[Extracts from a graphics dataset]
start

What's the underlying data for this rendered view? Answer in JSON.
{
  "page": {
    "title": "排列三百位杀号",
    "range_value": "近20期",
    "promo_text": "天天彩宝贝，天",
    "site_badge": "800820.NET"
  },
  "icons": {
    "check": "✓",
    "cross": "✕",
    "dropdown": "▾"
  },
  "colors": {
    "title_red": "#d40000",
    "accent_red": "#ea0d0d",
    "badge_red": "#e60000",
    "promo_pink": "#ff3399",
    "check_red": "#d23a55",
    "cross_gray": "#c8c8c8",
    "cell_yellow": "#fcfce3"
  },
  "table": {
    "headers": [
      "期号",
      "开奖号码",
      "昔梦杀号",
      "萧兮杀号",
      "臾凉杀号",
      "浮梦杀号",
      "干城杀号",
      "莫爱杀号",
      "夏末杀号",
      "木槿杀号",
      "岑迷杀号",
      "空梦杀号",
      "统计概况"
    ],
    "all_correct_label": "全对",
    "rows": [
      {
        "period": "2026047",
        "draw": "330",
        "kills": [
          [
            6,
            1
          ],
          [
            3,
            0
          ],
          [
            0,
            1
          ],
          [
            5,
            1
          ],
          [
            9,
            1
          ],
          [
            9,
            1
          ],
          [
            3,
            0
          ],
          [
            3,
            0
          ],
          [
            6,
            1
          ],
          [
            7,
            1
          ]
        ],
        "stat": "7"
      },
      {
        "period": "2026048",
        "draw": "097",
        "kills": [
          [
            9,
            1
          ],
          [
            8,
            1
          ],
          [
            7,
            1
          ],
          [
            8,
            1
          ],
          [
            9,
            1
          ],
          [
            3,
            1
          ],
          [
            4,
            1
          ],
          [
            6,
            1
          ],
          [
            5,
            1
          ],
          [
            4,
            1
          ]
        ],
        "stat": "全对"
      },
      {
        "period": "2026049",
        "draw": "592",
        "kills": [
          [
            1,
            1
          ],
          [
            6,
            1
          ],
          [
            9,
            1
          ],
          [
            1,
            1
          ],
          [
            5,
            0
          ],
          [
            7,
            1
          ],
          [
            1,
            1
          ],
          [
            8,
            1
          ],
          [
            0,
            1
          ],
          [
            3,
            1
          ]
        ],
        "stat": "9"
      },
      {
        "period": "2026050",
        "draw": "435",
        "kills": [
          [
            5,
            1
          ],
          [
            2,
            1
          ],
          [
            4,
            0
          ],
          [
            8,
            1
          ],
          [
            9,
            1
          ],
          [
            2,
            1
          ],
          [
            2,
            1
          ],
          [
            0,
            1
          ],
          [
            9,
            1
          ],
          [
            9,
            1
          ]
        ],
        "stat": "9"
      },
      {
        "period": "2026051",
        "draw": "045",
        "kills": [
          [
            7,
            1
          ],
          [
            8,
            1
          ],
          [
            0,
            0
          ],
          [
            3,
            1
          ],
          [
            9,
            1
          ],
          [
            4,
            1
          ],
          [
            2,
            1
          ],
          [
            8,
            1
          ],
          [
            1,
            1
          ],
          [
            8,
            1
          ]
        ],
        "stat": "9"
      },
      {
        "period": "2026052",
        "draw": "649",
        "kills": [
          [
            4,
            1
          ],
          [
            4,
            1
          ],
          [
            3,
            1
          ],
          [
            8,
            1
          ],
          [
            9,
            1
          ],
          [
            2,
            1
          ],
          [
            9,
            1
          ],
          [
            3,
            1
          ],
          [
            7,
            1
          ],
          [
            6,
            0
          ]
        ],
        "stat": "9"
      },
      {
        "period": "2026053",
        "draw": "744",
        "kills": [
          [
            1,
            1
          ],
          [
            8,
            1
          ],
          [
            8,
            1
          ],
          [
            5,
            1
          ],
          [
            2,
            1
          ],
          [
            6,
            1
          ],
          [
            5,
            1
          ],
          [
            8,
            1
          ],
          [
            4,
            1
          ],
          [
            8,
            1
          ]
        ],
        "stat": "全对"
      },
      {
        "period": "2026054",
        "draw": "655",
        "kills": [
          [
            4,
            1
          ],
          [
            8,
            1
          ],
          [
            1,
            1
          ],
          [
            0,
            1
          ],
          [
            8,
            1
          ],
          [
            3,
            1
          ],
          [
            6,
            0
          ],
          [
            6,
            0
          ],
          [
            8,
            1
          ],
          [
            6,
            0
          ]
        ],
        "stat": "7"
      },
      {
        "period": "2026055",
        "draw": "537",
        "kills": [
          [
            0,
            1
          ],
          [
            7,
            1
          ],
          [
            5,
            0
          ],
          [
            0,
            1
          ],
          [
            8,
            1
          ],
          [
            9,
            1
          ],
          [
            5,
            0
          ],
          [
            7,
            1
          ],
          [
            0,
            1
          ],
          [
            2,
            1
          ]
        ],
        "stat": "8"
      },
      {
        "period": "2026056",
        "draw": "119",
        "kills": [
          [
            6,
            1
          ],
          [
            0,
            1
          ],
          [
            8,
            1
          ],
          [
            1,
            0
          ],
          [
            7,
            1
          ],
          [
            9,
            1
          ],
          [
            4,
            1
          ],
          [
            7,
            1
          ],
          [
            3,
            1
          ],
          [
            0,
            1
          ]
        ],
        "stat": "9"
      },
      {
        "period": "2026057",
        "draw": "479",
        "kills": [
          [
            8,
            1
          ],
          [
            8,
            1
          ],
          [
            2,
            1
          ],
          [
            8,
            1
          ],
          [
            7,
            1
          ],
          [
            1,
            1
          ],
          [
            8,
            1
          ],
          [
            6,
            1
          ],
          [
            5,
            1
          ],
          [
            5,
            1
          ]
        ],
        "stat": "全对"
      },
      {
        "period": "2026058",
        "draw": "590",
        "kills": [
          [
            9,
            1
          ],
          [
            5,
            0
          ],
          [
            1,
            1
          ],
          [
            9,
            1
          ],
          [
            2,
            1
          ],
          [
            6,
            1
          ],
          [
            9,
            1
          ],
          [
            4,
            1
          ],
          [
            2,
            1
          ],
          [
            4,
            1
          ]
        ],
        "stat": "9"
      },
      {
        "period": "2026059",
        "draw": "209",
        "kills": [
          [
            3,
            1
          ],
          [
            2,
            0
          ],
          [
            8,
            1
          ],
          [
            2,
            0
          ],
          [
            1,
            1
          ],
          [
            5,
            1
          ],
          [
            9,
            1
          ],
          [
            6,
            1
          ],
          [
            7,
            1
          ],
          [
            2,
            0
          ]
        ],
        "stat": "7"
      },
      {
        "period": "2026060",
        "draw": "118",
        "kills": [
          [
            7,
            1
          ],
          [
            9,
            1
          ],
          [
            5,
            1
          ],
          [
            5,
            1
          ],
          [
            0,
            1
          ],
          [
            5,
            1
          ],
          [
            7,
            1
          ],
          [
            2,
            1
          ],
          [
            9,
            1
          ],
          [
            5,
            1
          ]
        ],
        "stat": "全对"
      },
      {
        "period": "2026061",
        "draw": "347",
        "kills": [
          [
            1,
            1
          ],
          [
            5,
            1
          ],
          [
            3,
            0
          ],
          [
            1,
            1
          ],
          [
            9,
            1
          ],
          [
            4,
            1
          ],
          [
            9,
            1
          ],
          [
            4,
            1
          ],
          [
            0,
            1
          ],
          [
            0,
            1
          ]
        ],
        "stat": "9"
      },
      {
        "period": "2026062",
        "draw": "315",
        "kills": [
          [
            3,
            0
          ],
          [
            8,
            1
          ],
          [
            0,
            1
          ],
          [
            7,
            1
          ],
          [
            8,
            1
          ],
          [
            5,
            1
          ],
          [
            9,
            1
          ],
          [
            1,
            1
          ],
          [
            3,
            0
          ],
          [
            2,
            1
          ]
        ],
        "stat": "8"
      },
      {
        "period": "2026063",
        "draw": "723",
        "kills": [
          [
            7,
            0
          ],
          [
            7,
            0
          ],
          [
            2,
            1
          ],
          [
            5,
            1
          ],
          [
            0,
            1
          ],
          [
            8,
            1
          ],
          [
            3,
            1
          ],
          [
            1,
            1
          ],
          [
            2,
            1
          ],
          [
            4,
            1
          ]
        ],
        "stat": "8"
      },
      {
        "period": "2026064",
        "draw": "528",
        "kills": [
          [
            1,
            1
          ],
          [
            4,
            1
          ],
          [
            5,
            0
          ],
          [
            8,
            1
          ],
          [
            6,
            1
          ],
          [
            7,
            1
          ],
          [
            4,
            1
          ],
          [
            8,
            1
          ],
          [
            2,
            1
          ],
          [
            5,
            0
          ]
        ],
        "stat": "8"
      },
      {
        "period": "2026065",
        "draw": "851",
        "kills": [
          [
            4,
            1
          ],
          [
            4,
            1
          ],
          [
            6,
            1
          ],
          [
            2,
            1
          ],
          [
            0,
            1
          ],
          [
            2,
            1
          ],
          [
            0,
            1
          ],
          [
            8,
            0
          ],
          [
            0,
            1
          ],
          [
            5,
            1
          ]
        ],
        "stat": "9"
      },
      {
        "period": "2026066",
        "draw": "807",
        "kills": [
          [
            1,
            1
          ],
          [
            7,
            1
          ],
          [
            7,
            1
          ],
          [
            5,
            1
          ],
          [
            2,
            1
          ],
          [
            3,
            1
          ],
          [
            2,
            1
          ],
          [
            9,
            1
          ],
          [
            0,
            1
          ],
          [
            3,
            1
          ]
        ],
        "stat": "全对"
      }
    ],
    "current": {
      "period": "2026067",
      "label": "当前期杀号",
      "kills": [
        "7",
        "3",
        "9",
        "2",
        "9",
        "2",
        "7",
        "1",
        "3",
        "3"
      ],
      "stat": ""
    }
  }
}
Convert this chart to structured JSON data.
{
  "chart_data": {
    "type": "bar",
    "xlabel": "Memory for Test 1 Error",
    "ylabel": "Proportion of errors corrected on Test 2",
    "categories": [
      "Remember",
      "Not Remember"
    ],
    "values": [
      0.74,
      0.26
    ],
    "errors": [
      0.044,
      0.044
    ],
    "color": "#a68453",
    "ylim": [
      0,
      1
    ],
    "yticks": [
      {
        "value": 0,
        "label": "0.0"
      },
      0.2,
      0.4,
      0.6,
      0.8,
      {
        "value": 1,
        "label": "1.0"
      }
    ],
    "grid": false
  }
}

end

#### What is being asked
Gather all the lines that include the word "Test" and copy them out.

#### Solved exercise
    "xlabel": "Memory for Test 1 Error",
    "ylabel": "Proportion of errors corrected on Test 2",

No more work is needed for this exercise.